• What the exercise asks:
Begin with the line holding "Extract the structured" and write out each following line to the end of the data, exactly. Pictures are left out.

• Records provided:
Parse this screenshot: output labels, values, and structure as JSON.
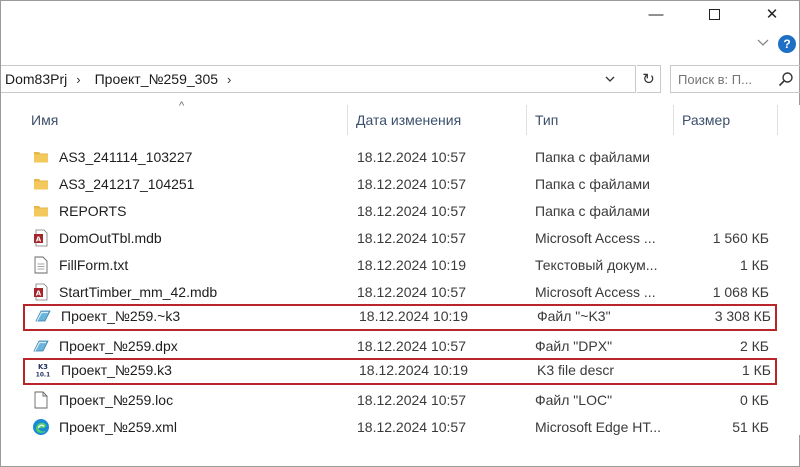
{
  "window": {
    "controls": {
      "minimize": "—",
      "close": "✕"
    }
  },
  "address": {
    "crumbs": [
      "Dom83Prj",
      "Проект_№259_305"
    ],
    "separator": "›",
    "dropdown": "⌄",
    "refresh": "↻"
  },
  "search": {
    "placeholder": "Поиск в: П..."
  },
  "help": {
    "label": "?"
  },
  "columns": {
    "name": "Имя",
    "date": "Дата изменения",
    "type": "Тип",
    "size": "Размер",
    "sort_indicator": "^"
  },
  "files": [
    {
      "icon": "folder-icon",
      "name": "AS3_241114_103227",
      "date": "18.12.2024 10:57",
      "type": "Папка с файлами",
      "size": "",
      "highlighted": false
    },
    {
      "icon": "folder-icon",
      "name": "AS3_241217_104251",
      "date": "18.12.2024 10:57",
      "type": "Папка с файлами",
      "size": "",
      "highlighted": false
    },
    {
      "icon": "folder-icon",
      "name": "REPORTS",
      "date": "18.12.2024 10:57",
      "type": "Папка с файлами",
      "size": "",
      "highlighted": false
    },
    {
      "icon": "access-db-icon",
      "name": "DomOutTbl.mdb",
      "date": "18.12.2024 10:57",
      "type": "Microsoft Access ...",
      "size": "1 560 КБ",
      "highlighted": false
    },
    {
      "icon": "text-file-icon",
      "name": "FillForm.txt",
      "date": "18.12.2024 10:19",
      "type": "Текстовый докум...",
      "size": "1 КБ",
      "highlighted": false
    },
    {
      "icon": "access-db-icon",
      "name": "StartTimber_mm_42.mdb",
      "date": "18.12.2024 10:57",
      "type": "Microsoft Access ...",
      "size": "1 068 КБ",
      "highlighted": false
    },
    {
      "icon": "k3-project-icon",
      "name": "Проект_№259.~k3",
      "date": "18.12.2024 10:19",
      "type": "Файл \"~K3\"",
      "size": "3 308 КБ",
      "highlighted": true
    },
    {
      "icon": "k3-project-icon",
      "name": "Проект_№259.dpx",
      "date": "18.12.2024 10:57",
      "type": "Файл \"DPX\"",
      "size": "2 КБ",
      "highlighted": false
    },
    {
      "icon": "k3-app-icon",
      "name": "Проект_№259.k3",
      "date": "18.12.2024 10:19",
      "type": "K3 file descr",
      "size": "1 КБ",
      "highlighted": true
    },
    {
      "icon": "blank-file-icon",
      "name": "Проект_№259.loc",
      "date": "18.12.2024 10:57",
      "type": "Файл \"LOC\"",
      "size": "0 КБ",
      "highlighted": false
    },
    {
      "icon": "edge-icon",
      "name": "Проект_№259.xml",
      "date": "18.12.2024 10:57",
      "type": "Microsoft Edge HT...",
      "size": "51 КБ",
      "highlighted": false
    }
  ],
  "colors": {
    "highlight_border": "#b8262c",
    "folder": "#e8b64a",
    "header_text": "#3c4f6b",
    "help_badge": "#1f6fc4"
  }
}
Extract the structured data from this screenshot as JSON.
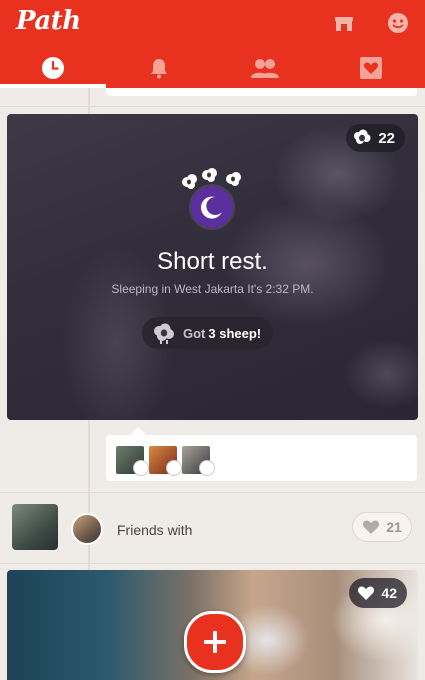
{
  "header": {
    "app_name": "Path",
    "accent": "#e8321f",
    "shop_icon": "shop-icon",
    "emoji_icon": "smiley-icon",
    "tabs": [
      {
        "icon": "clock-icon",
        "active": true
      },
      {
        "icon": "bell-icon",
        "active": false
      },
      {
        "icon": "friends-icon",
        "active": false
      },
      {
        "icon": "heart-square-icon",
        "active": false
      }
    ]
  },
  "sleep_moment": {
    "sheep_count_badge": "22",
    "title": "Short rest.",
    "subtitle": "Sleeping in West Jakarta It's 2:32 PM.",
    "got_label": "Got",
    "sheep_amount": "3 sheep!"
  },
  "friends_row": {
    "text": "Friends with",
    "likes": "21"
  },
  "photo_moment": {
    "likes": "42"
  },
  "fab": {
    "icon": "plus-icon"
  }
}
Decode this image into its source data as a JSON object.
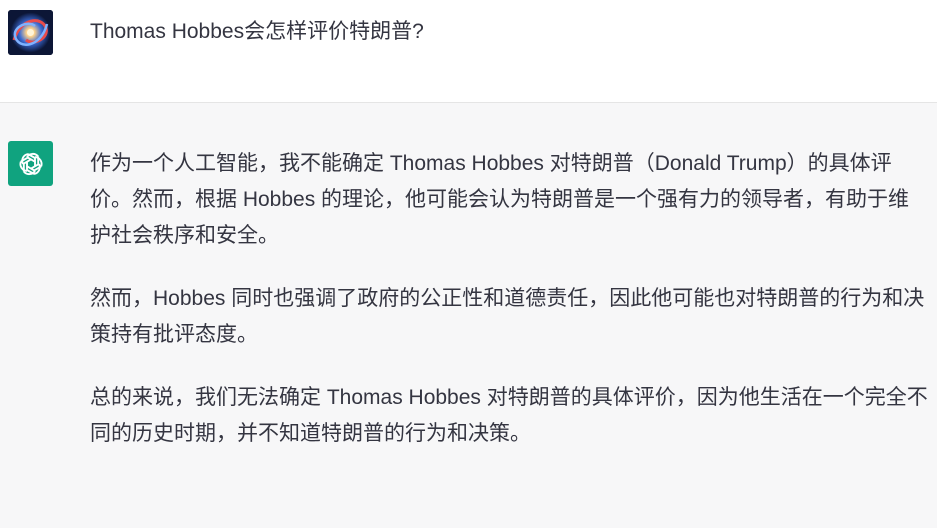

• Answer for the task:
Extract the structured data from this screenshot as JSON.
{
  "header": {
    "app_name": "Path",
    "accent": "#e8321f",
    "shop_icon": "shop-icon",
    "emoji_icon": "smiley-icon",
    "tabs": [
      {
        "icon": "clock-icon",
        "active": true
      },
      {
        "icon": "bell-icon",
        "active": false
      },
      {
        "icon": "friends-icon",
        "active": false
      },
      {
        "icon": "heart-square-icon",
        "active": false
      }
    ]
  },
  "sleep_moment": {
    "sheep_count_badge": "22",
    "title": "Short rest.",
    "subtitle": "Sleeping in West Jakarta It's 2:32 PM.",
    "got_label": "Got",
    "sheep_amount": "3 sheep!"
  },
  "friends_row": {
    "text": "Friends with",
    "likes": "21"
  },
  "photo_moment": {
    "likes": "42"
  },
  "fab": {
    "icon": "plus-icon"
  }
}
Decode this image into its source data as a JSON object.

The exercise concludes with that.